*** Opening SUPPLIED INFORMATION ***

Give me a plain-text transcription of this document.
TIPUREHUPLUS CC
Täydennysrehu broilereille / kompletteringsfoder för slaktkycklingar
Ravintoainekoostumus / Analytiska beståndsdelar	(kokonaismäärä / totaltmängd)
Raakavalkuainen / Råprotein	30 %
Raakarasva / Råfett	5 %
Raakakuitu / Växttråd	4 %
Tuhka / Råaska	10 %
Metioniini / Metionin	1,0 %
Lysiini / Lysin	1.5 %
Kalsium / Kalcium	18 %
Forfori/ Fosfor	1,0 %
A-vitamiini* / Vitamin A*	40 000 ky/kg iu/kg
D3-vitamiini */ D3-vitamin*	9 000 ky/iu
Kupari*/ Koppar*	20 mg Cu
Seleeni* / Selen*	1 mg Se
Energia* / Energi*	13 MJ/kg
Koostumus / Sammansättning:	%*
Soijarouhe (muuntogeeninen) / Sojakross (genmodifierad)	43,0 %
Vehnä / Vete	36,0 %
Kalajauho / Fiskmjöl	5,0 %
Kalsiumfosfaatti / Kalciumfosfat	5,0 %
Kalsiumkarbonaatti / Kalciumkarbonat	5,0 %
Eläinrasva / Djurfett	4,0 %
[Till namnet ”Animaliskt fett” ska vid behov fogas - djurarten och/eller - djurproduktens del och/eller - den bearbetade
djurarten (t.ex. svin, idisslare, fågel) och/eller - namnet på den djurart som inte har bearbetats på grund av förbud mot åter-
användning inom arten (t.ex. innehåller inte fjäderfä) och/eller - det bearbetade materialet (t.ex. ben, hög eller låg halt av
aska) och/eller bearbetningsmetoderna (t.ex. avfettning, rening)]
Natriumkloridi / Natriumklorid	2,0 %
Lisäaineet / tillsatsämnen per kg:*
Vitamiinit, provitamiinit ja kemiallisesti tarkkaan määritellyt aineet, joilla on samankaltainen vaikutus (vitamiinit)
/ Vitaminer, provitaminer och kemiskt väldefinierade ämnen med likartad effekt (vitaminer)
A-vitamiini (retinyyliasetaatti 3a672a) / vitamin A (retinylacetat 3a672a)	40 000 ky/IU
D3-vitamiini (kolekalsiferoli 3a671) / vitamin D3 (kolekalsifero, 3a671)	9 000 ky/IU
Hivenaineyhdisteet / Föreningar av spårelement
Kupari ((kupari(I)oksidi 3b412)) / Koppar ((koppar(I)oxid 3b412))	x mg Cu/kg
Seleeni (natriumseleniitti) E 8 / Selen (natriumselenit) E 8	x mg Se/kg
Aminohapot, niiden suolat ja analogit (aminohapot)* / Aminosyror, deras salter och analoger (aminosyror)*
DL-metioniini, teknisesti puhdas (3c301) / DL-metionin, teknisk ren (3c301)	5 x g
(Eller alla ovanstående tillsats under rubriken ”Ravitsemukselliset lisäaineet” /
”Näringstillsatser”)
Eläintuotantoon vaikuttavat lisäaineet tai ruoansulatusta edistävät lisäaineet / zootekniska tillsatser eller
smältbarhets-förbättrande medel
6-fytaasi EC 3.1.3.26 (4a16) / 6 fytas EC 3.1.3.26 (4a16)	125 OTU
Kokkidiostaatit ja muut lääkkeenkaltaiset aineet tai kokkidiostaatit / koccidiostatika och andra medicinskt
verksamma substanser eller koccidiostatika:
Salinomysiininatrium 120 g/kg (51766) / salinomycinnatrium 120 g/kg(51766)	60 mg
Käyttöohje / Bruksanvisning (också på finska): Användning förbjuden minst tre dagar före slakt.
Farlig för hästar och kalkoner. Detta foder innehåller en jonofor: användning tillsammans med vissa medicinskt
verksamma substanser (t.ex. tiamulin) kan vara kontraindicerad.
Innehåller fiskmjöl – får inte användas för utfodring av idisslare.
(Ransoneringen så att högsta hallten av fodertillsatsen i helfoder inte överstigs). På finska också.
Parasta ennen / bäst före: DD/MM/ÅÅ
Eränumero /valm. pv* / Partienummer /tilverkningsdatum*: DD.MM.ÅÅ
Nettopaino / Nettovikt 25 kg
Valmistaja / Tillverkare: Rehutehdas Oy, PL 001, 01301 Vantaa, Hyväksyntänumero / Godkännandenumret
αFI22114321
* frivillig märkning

*** Closing SUPPLIED INFORMATION ***
*** Opening SUPPLIED INFORMATION ***

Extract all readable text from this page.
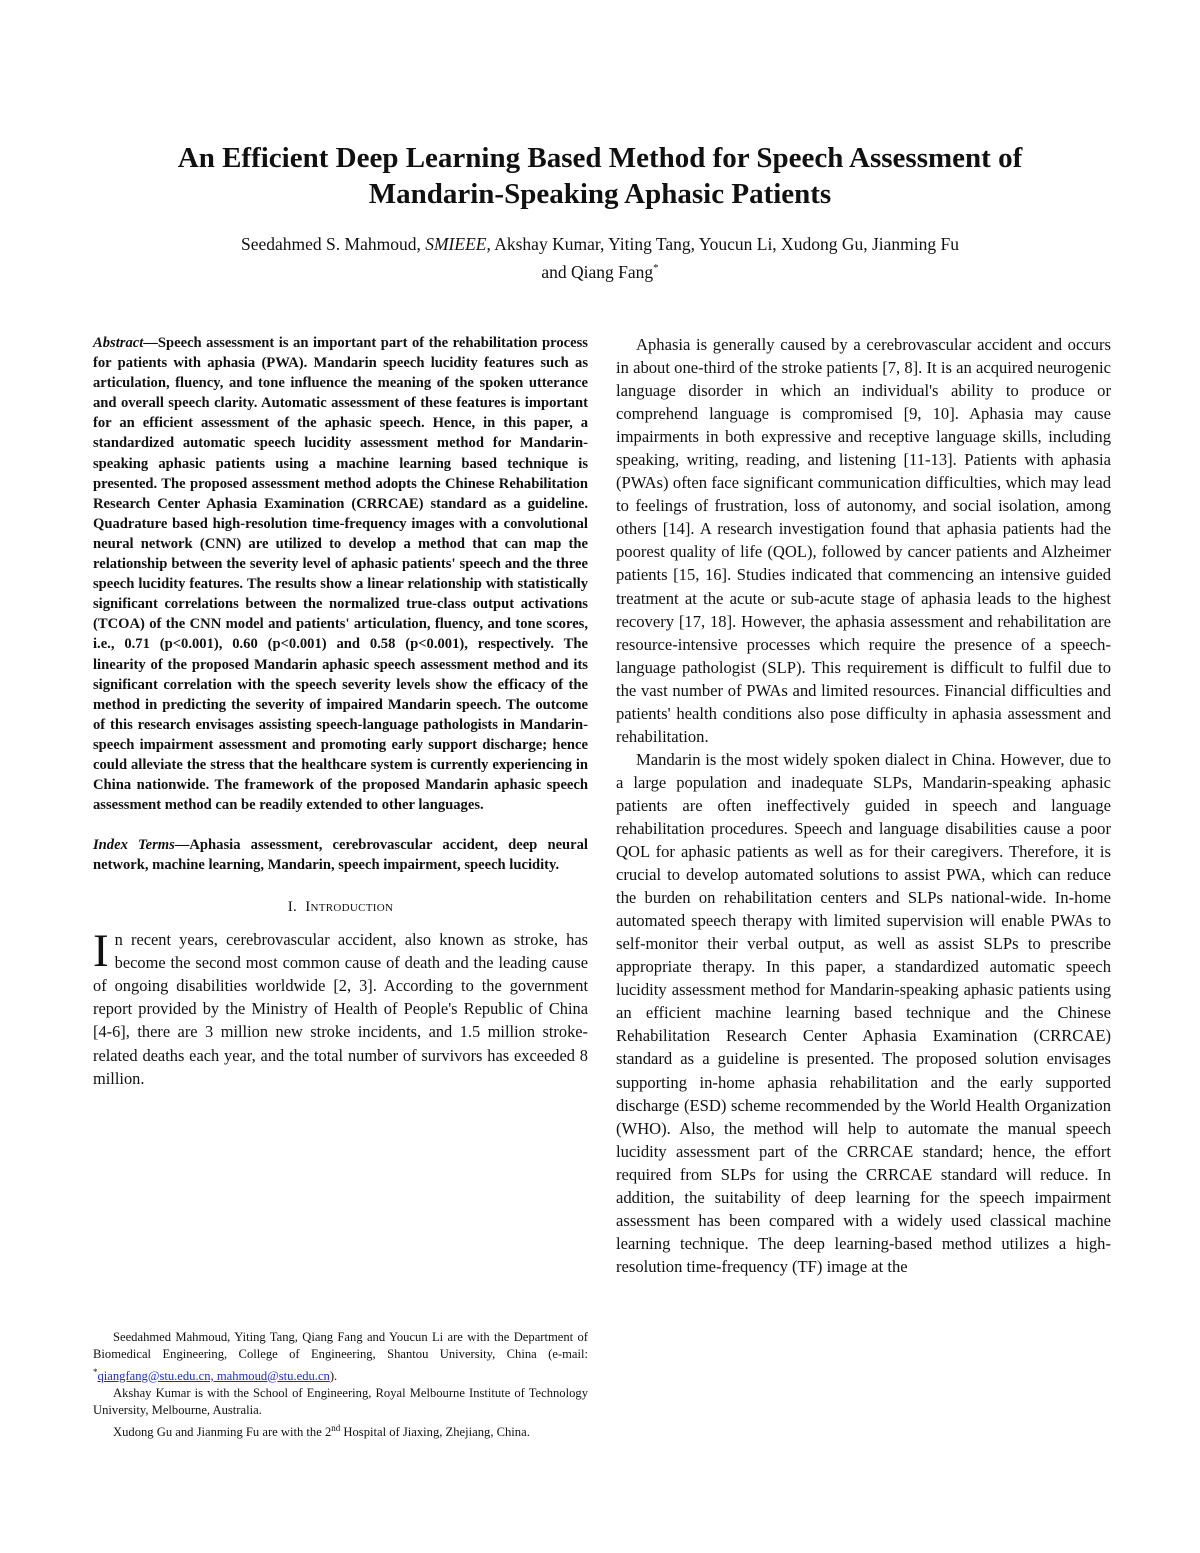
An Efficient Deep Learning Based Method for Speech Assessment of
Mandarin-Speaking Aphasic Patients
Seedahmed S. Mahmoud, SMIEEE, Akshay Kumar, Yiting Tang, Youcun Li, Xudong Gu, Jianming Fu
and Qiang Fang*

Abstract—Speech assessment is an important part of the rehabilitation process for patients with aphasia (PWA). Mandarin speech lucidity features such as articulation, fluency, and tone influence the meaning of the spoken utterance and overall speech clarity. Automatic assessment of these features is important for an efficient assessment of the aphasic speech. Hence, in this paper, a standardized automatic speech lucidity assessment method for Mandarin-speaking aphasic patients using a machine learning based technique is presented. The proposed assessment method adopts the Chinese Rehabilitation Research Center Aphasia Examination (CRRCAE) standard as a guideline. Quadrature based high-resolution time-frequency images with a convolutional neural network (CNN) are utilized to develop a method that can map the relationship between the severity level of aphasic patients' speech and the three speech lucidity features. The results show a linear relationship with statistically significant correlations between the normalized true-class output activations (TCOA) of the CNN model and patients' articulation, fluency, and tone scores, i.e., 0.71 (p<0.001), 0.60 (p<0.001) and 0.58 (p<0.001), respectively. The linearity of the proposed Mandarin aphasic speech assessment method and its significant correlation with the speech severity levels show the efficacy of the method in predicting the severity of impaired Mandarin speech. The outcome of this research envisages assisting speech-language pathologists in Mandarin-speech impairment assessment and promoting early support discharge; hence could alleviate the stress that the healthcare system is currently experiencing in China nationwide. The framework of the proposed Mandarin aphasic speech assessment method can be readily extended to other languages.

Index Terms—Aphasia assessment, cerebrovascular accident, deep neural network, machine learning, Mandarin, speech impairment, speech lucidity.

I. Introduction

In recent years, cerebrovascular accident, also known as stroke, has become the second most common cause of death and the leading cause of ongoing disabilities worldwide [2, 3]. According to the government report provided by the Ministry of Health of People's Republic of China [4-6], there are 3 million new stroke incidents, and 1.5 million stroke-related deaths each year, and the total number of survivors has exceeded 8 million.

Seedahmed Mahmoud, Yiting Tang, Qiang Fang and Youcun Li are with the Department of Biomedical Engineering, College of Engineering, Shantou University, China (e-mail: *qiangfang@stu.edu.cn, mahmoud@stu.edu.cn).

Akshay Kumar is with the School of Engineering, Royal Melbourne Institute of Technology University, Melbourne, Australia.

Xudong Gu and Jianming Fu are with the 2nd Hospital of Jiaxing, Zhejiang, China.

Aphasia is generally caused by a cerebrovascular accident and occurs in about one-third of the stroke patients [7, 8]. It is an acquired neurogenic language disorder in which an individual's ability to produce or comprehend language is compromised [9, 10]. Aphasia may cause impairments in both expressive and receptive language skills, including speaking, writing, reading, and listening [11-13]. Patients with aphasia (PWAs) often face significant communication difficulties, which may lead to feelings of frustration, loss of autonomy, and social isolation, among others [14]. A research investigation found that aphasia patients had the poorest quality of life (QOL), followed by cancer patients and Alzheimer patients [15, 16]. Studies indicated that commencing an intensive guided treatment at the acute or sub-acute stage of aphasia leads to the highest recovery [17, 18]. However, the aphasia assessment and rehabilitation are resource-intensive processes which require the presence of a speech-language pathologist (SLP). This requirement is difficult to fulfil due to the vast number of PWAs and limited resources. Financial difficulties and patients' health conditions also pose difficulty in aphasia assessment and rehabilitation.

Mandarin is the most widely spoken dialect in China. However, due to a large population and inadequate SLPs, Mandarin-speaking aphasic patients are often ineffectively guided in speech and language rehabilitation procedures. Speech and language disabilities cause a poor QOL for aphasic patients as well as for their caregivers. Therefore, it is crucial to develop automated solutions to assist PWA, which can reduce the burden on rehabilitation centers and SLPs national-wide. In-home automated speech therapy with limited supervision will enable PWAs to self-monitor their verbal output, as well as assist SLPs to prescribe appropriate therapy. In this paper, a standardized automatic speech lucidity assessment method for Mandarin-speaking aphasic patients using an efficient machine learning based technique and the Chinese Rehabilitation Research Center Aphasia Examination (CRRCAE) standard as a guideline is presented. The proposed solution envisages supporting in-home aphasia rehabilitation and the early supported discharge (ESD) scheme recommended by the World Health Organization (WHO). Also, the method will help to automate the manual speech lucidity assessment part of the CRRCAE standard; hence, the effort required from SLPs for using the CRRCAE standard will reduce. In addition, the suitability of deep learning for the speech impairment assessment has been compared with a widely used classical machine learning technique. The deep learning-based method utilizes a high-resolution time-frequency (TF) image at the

*** Closing SUPPLIED INFORMATION ***

= PROMPT =
Find and copy each line of the data where "koccidiostatika" is present.

= RESPONSE FOR THIS EXERCISE =
Kokkidiostaatit ja muut lääkkeenkaltaiset aineet tai kokkidiostaatit / koccidiostatika och andra medicinskt
verksamma substanser eller koccidiostatika:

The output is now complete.